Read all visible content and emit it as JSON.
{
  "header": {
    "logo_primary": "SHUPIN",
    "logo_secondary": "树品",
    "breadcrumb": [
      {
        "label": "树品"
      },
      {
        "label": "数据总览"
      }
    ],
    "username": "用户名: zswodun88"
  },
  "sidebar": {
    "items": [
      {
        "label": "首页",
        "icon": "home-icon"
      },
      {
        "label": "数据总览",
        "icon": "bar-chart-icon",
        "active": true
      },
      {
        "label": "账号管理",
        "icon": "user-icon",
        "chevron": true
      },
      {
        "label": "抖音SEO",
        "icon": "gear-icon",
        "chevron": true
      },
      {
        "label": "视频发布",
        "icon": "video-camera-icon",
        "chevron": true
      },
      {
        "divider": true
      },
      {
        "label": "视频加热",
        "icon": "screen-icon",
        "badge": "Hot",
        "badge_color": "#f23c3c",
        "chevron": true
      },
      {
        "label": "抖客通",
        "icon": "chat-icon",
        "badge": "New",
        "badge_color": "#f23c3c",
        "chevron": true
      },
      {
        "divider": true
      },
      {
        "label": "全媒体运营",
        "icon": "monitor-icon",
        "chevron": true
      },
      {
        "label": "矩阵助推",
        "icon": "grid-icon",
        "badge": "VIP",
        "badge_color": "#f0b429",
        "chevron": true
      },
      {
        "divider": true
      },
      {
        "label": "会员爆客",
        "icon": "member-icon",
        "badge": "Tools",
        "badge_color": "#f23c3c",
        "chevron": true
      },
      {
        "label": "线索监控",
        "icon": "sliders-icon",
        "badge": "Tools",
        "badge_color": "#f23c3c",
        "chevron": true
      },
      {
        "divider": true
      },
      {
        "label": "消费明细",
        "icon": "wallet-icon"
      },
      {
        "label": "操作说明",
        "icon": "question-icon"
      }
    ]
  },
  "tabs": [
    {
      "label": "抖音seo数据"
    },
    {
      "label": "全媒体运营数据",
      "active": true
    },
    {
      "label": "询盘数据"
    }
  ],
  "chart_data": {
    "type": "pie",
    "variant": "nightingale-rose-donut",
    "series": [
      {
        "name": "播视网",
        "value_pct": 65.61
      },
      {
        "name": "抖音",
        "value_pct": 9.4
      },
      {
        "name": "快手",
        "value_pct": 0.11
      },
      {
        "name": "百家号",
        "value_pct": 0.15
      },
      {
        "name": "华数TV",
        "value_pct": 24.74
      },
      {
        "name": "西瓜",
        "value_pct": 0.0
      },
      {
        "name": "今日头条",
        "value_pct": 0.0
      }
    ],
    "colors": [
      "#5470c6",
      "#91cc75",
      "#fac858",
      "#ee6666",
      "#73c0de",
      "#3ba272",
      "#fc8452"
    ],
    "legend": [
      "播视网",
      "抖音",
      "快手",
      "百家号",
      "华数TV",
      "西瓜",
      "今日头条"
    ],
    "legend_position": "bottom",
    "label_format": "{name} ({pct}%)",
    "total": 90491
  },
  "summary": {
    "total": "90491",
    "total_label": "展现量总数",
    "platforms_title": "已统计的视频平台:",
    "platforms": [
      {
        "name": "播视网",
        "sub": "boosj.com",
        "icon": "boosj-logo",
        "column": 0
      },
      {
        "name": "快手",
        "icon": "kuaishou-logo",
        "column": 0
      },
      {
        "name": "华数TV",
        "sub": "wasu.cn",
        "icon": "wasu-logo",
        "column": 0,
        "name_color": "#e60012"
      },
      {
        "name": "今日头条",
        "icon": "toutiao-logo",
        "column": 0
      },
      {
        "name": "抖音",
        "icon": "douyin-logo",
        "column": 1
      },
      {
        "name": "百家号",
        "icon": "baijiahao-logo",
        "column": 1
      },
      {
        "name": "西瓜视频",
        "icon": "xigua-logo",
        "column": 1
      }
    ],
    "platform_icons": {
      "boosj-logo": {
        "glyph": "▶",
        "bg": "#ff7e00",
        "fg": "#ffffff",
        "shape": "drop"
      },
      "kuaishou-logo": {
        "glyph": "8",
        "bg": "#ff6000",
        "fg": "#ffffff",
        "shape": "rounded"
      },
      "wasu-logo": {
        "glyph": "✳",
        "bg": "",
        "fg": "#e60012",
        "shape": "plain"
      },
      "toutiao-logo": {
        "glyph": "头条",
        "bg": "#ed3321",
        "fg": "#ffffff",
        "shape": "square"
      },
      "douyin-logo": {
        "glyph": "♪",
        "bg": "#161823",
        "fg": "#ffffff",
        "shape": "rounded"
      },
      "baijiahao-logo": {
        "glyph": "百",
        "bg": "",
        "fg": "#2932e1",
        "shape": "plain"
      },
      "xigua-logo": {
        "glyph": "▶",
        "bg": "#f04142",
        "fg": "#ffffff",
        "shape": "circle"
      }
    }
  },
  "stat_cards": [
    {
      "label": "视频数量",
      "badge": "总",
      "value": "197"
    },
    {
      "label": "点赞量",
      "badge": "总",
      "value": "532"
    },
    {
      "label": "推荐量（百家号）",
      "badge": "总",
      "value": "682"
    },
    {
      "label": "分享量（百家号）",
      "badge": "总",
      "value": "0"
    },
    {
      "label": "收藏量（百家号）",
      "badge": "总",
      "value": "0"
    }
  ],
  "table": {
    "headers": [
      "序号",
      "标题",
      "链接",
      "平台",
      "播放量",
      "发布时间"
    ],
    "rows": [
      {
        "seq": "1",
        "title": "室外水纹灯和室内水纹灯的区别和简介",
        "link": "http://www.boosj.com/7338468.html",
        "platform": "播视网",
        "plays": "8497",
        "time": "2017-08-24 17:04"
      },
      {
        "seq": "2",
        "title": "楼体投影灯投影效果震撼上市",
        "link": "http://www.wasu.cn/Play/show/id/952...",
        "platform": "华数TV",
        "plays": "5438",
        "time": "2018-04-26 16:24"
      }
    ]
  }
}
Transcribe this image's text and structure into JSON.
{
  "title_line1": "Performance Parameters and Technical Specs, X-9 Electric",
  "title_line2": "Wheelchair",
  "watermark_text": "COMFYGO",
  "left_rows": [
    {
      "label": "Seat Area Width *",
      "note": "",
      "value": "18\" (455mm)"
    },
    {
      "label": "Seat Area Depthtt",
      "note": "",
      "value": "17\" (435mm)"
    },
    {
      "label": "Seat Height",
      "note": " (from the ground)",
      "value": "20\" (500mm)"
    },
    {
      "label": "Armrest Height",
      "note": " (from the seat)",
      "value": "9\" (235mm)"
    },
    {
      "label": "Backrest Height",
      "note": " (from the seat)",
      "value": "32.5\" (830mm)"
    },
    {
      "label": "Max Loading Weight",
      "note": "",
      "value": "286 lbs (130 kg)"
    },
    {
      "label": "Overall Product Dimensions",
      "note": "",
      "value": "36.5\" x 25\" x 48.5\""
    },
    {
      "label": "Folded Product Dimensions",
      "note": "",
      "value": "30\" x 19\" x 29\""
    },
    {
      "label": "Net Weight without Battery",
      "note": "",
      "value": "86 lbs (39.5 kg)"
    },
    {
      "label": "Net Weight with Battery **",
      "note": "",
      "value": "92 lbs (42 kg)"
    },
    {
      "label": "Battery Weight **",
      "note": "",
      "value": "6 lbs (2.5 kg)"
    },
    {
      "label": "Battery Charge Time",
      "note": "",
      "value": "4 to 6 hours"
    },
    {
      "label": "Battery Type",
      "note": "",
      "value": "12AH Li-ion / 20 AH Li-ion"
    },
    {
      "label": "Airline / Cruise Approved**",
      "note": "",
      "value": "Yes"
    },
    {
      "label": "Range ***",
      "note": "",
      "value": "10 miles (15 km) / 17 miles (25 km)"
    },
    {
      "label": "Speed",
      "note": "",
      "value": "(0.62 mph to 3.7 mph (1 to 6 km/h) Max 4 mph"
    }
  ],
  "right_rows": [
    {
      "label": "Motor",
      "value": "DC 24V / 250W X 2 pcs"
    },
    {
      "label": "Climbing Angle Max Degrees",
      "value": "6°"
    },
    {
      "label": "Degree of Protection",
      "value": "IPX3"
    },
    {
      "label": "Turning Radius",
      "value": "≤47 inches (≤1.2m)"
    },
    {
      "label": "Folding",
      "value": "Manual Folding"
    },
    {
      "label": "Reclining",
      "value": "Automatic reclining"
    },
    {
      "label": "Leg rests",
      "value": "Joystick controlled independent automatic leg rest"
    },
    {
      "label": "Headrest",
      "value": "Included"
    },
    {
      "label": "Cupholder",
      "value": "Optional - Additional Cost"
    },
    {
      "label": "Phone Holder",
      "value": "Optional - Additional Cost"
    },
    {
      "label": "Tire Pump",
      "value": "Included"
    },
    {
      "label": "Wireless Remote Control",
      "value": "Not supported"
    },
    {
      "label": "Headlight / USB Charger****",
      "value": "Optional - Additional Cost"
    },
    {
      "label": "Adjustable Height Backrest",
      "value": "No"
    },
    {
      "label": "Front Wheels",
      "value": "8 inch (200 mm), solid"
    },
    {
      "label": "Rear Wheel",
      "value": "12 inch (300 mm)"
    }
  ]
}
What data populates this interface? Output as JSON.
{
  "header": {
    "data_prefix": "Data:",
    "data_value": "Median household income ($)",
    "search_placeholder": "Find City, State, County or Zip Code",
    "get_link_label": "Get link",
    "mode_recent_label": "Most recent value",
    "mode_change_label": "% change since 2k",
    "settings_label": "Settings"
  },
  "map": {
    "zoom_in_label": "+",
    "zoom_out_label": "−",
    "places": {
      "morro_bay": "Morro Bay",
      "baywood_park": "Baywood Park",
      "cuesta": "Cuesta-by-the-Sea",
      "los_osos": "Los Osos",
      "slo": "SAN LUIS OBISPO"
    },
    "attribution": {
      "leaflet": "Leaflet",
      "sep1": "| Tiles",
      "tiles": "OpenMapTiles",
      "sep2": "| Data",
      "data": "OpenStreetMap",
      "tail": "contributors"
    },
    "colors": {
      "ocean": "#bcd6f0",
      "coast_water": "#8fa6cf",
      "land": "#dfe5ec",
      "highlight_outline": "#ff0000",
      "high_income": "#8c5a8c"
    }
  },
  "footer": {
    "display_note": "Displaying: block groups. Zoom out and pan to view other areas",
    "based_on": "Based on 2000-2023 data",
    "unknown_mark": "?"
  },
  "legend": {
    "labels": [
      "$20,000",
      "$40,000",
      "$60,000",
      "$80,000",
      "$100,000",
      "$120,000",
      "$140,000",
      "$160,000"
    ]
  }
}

==============================

*EXERCISE:* Reproduce only the lines between the line containing "What data populates" and the last line of the records, those two lines included, exactly.

*EXPECTED OUTPUT:*
What data populates this interface? Output as JSON.
{
  "header": {
    "data_prefix": "Data:",
    "data_value": "Median household income ($)",
    "search_placeholder": "Find City, State, County or Zip Code",
    "get_link_label": "Get link",
    "mode_recent_label": "Most recent value",
    "mode_change_label": "% change since 2k",
    "settings_label": "Settings"
  },
  "map": {
    "zoom_in_label": "+",
    "zoom_out_label": "−",
    "places": {
      "morro_bay": "Morro Bay",
      "baywood_park": "Baywood Park",
      "cuesta": "Cuesta-by-the-Sea",
      "los_osos": "Los Osos",
      "slo": "SAN LUIS OBISPO"
    },
    "attribution": {
      "leaflet": "Leaflet",
      "sep1": "| Tiles",
      "tiles": "OpenMapTiles",
      "sep2": "| Data",
      "data": "OpenStreetMap",
      "tail": "contributors"
    },
    "colors": {
      "ocean": "#bcd6f0",
      "coast_water": "#8fa6cf",
      "land": "#dfe5ec",
      "highlight_outline": "#ff0000",
      "high_income": "#8c5a8c"
    }
  },
  "footer": {
    "display_note": "Displaying: block groups. Zoom out and pan to view other areas",
    "based_on": "Based on 2000-2023 data",
    "unknown_mark": "?"
  },
  "legend": {
    "labels": [
      "$20,000",
      "$40,000",
      "$60,000",
      "$80,000",
      "$100,000",
      "$120,000",
      "$140,000",
      "$160,000"
    ]
  }
}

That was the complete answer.